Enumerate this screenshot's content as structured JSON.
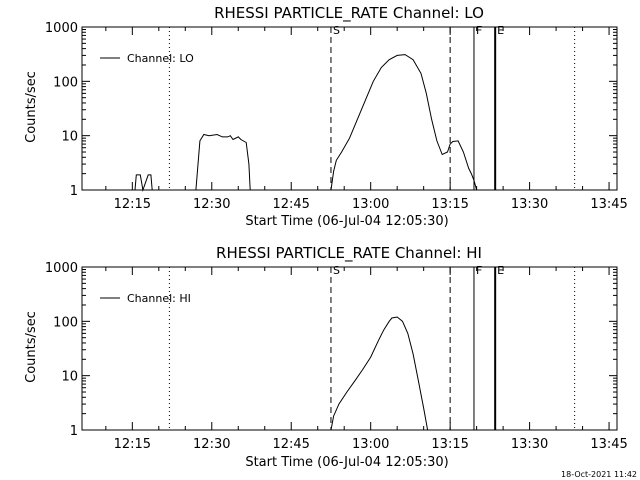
{
  "footer": {
    "timestamp": "18-Oct-2021 11:42"
  },
  "chart_data": [
    {
      "type": "line",
      "title": "RHESSI PARTICLE_RATE Channel: LO",
      "xlabel": "Start Time (06-Jul-04 12:05:30)",
      "ylabel": "Counts/sec",
      "y_scale": "log",
      "ylim": [
        1,
        1000
      ],
      "y_ticks": [
        1,
        10,
        100,
        1000
      ],
      "xlim": [
        "12:05:30",
        "13:46:30"
      ],
      "x_ticks": [
        "12:15",
        "12:30",
        "12:45",
        "13:00",
        "13:15",
        "13:30",
        "13:45"
      ],
      "legend": {
        "position": "top-left",
        "entries": [
          "Channel: LO"
        ]
      },
      "markers": [
        {
          "time": "12:22:00",
          "style": "dotted",
          "label": ""
        },
        {
          "time": "12:52:30",
          "style": "dashed",
          "label": "S"
        },
        {
          "time": "13:15:00",
          "style": "dashed",
          "label": ""
        },
        {
          "time": "13:19:30",
          "style": "solid",
          "label": "F"
        },
        {
          "time": "13:23:30",
          "style": "solid",
          "label": "E"
        },
        {
          "time": "13:38:30",
          "style": "dotted",
          "label": ""
        }
      ],
      "series": [
        {
          "name": "Channel: LO",
          "segments": [
            {
              "t": [
                "12:15:30",
                "12:15:45",
                "12:16:30",
                "12:17:00",
                "12:18:00",
                "12:18:30",
                "12:18:45"
              ],
              "y": [
                1,
                1.9,
                1.9,
                1,
                1.9,
                1.9,
                1
              ]
            },
            {
              "t": [
                "12:27:00",
                "12:27:45",
                "12:28:30",
                "12:29:30",
                "12:31:00",
                "12:32:00",
                "12:33:00",
                "12:33:30",
                "12:34:00",
                "12:35:00",
                "12:35:30",
                "12:36:30",
                "12:37:00",
                "12:37:15"
              ],
              "y": [
                1,
                8,
                10.5,
                10,
                10.5,
                9.5,
                9.5,
                10,
                8.5,
                9.5,
                8.5,
                7.5,
                3,
                1
              ]
            },
            {
              "t": [
                "12:52:30",
                "12:53:00",
                "12:53:30",
                "12:54:30",
                "12:56:00",
                "12:57:30",
                "12:59:00",
                "13:00:30",
                "13:02:00",
                "13:03:30",
                "13:05:00",
                "13:06:30",
                "13:08:00",
                "13:09:30",
                "13:10:30",
                "13:11:30",
                "13:12:30",
                "13:13:30",
                "13:14:30",
                "13:15:00",
                "13:15:30",
                "13:16:30",
                "13:17:30",
                "13:18:30",
                "13:19:00",
                "13:19:30",
                "13:20:00"
              ],
              "y": [
                1,
                2.2,
                3.5,
                5,
                9,
                20,
                45,
                100,
                180,
                250,
                300,
                310,
                250,
                140,
                60,
                20,
                8,
                4.5,
                5,
                7,
                7.8,
                8,
                5,
                2.5,
                2,
                1.5,
                1
              ]
            }
          ]
        }
      ]
    },
    {
      "type": "line",
      "title": "RHESSI PARTICLE_RATE Channel: HI",
      "xlabel": "Start Time (06-Jul-04 12:05:30)",
      "ylabel": "Counts/sec",
      "y_scale": "log",
      "ylim": [
        1,
        1000
      ],
      "y_ticks": [
        1,
        10,
        100,
        1000
      ],
      "xlim": [
        "12:05:30",
        "13:46:30"
      ],
      "x_ticks": [
        "12:15",
        "12:30",
        "12:45",
        "13:00",
        "13:15",
        "13:30",
        "13:45"
      ],
      "legend": {
        "position": "top-left",
        "entries": [
          "Channel: HI"
        ]
      },
      "markers": [
        {
          "time": "12:22:00",
          "style": "dotted",
          "label": ""
        },
        {
          "time": "12:52:30",
          "style": "dashed",
          "label": "S"
        },
        {
          "time": "13:15:00",
          "style": "dashed",
          "label": ""
        },
        {
          "time": "13:19:30",
          "style": "solid",
          "label": "F"
        },
        {
          "time": "13:23:30",
          "style": "solid",
          "label": "E"
        },
        {
          "time": "13:38:30",
          "style": "dotted",
          "label": ""
        }
      ],
      "series": [
        {
          "name": "Channel: HI",
          "segments": [
            {
              "t": [
                "12:52:30",
                "12:53:00",
                "12:54:00",
                "12:55:30",
                "12:57:00",
                "12:58:30",
                "13:00:00",
                "13:01:30",
                "13:02:30",
                "13:03:30",
                "13:04:00",
                "13:05:00",
                "13:06:00",
                "13:07:00",
                "13:08:00",
                "13:09:00",
                "13:10:00",
                "13:10:45"
              ],
              "y": [
                1,
                1.8,
                3,
                5,
                8,
                13,
                22,
                45,
                70,
                100,
                115,
                120,
                100,
                60,
                25,
                8,
                2.5,
                1
              ]
            }
          ]
        }
      ]
    }
  ]
}
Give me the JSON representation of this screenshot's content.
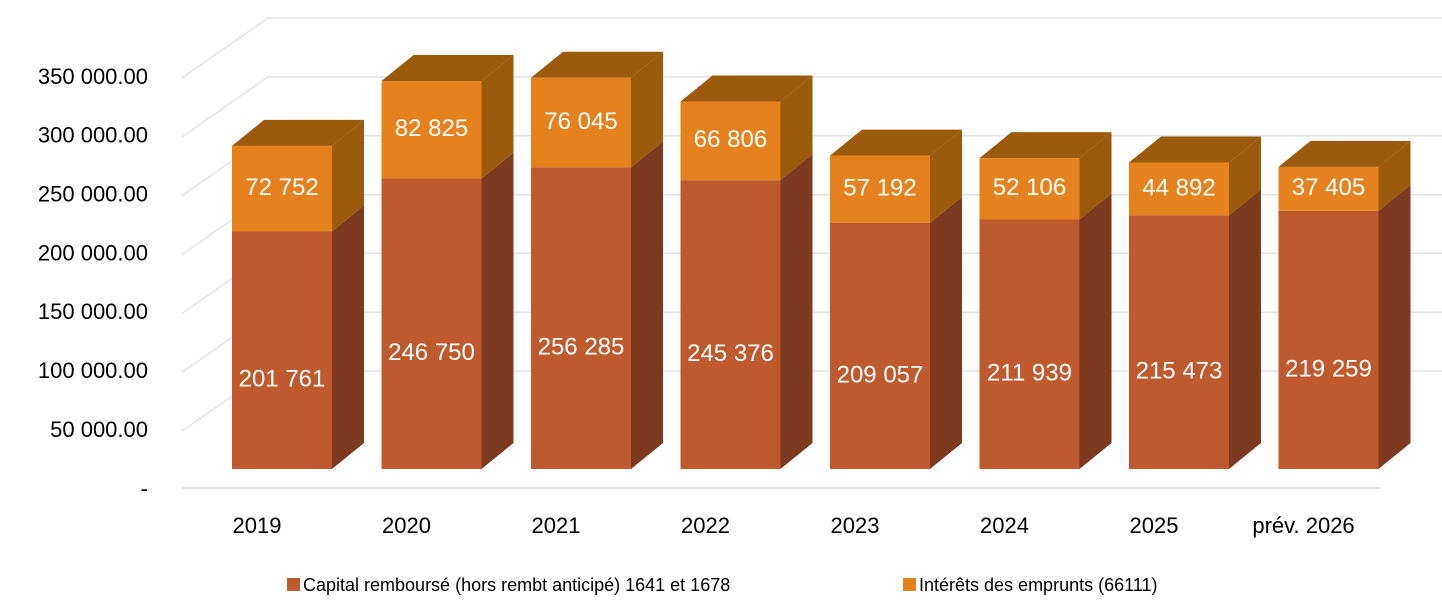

= = =

- INSTRUCTIONS FOR THE TASK:
Show the lines of the data that hold the word "this".

- TASK SOLUTION:
Enumerate this screenshot's content as structured JSON.
Give me the JSON representation of this screenshot's content.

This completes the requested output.